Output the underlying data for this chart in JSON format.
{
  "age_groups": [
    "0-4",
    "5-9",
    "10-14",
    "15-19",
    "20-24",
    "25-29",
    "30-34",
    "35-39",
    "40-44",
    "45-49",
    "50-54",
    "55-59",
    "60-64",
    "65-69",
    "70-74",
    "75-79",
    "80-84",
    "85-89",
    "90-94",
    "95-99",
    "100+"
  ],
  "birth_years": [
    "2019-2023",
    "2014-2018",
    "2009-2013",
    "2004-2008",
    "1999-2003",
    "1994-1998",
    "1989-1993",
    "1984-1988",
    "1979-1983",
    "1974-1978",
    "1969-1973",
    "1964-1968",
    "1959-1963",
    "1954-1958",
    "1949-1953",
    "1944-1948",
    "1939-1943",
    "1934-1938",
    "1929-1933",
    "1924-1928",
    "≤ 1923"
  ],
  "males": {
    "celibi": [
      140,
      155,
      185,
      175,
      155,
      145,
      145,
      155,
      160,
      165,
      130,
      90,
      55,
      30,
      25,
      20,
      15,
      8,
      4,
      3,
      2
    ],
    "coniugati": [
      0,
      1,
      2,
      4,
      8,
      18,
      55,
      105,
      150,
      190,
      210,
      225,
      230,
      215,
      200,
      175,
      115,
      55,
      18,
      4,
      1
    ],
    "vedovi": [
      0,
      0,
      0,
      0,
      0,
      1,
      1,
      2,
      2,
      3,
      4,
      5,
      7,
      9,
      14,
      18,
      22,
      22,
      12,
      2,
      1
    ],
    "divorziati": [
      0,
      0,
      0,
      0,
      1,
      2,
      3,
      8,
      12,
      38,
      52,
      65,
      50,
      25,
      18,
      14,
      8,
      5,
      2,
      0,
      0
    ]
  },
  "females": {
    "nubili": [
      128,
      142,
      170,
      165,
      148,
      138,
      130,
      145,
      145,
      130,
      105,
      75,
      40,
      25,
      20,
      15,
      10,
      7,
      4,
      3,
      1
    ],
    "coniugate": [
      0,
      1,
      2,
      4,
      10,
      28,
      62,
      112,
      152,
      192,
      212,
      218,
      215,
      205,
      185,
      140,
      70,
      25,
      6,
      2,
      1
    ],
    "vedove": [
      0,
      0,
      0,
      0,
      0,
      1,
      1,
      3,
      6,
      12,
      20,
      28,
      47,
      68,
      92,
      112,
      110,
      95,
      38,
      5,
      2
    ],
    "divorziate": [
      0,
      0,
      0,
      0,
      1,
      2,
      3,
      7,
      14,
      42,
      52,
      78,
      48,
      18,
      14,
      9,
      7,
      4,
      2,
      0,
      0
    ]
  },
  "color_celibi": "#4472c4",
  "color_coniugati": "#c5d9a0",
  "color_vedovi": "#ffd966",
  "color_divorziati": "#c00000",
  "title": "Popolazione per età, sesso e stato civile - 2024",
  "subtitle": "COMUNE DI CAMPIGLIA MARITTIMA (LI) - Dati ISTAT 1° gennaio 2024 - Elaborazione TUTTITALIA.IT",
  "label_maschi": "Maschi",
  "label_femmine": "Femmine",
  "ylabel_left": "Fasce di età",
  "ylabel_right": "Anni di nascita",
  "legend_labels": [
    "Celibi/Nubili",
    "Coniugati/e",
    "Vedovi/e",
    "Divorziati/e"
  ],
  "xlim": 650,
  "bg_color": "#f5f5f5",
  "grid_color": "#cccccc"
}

### WHAT IS BEING ASKED
Print every entry exactly as written.

### CORRECT RESPONSE
Output the underlying data for this chart in JSON format.
{
  "age_groups": [
    "0-4",
    "5-9",
    "10-14",
    "15-19",
    "20-24",
    "25-29",
    "30-34",
    "35-39",
    "40-44",
    "45-49",
    "50-54",
    "55-59",
    "60-64",
    "65-69",
    "70-74",
    "75-79",
    "80-84",
    "85-89",
    "90-94",
    "95-99",
    "100+"
  ],
  "birth_years": [
    "2019-2023",
    "2014-2018",
    "2009-2013",
    "2004-2008",
    "1999-2003",
    "1994-1998",
    "1989-1993",
    "1984-1988",
    "1979-1983",
    "1974-1978",
    "1969-1973",
    "1964-1968",
    "1959-1963",
    "1954-1958",
    "1949-1953",
    "1944-1948",
    "1939-1943",
    "1934-1938",
    "1929-1933",
    "1924-1928",
    "≤ 1923"
  ],
  "males": {
    "celibi": [
      140,
      155,
      185,
      175,
      155,
      145,
      145,
      155,
      160,
      165,
      130,
      90,
      55,
      30,
      25,
      20,
      15,
      8,
      4,
      3,
      2
    ],
    "coniugati": [
      0,
      1,
      2,
      4,
      8,
      18,
      55,
      105,
      150,
      190,
      210,
      225,
      230,
      215,
      200,
      175,
      115,
      55,
      18,
      4,
      1
    ],
    "vedovi": [
      0,
      0,
      0,
      0,
      0,
      1,
      1,
      2,
      2,
      3,
      4,
      5,
      7,
      9,
      14,
      18,
      22,
      22,
      12,
      2,
      1
    ],
    "divorziati": [
      0,
      0,
      0,
      0,
      1,
      2,
      3,
      8,
      12,
      38,
      52,
      65,
      50,
      25,
      18,
      14,
      8,
      5,
      2,
      0,
      0
    ]
  },
  "females": {
    "nubili": [
      128,
      142,
      170,
      165,
      148,
      138,
      130,
      145,
      145,
      130,
      105,
      75,
      40,
      25,
      20,
      15,
      10,
      7,
      4,
      3,
      1
    ],
    "coniugate": [
      0,
      1,
      2,
      4,
      10,
      28,
      62,
      112,
      152,
      192,
      212,
      218,
      215,
      205,
      185,
      140,
      70,
      25,
      6,
      2,
      1
    ],
    "vedove": [
      0,
      0,
      0,
      0,
      0,
      1,
      1,
      3,
      6,
      12,
      20,
      28,
      47,
      68,
      92,
      112,
      110,
      95,
      38,
      5,
      2
    ],
    "divorziate": [
      0,
      0,
      0,
      0,
      1,
      2,
      3,
      7,
      14,
      42,
      52,
      78,
      48,
      18,
      14,
      9,
      7,
      4,
      2,
      0,
      0
    ]
  },
  "color_celibi": "#4472c4",
  "color_coniugati": "#c5d9a0",
  "color_vedovi": "#ffd966",
  "color_divorziati": "#c00000",
  "title": "Popolazione per età, sesso e stato civile - 2024",
  "subtitle": "COMUNE DI CAMPIGLIA MARITTIMA (LI) - Dati ISTAT 1° gennaio 2024 - Elaborazione TUTTITALIA.IT",
  "label_maschi": "Maschi",
  "label_femmine": "Femmine",
  "ylabel_left": "Fasce di età",
  "ylabel_right": "Anni di nascita",
  "legend_labels": [
    "Celibi/Nubili",
    "Coniugati/e",
    "Vedovi/e",
    "Divorziati/e"
  ],
  "xlim": 650,
  "bg_color": "#f5f5f5",
  "grid_color": "#cccccc"
}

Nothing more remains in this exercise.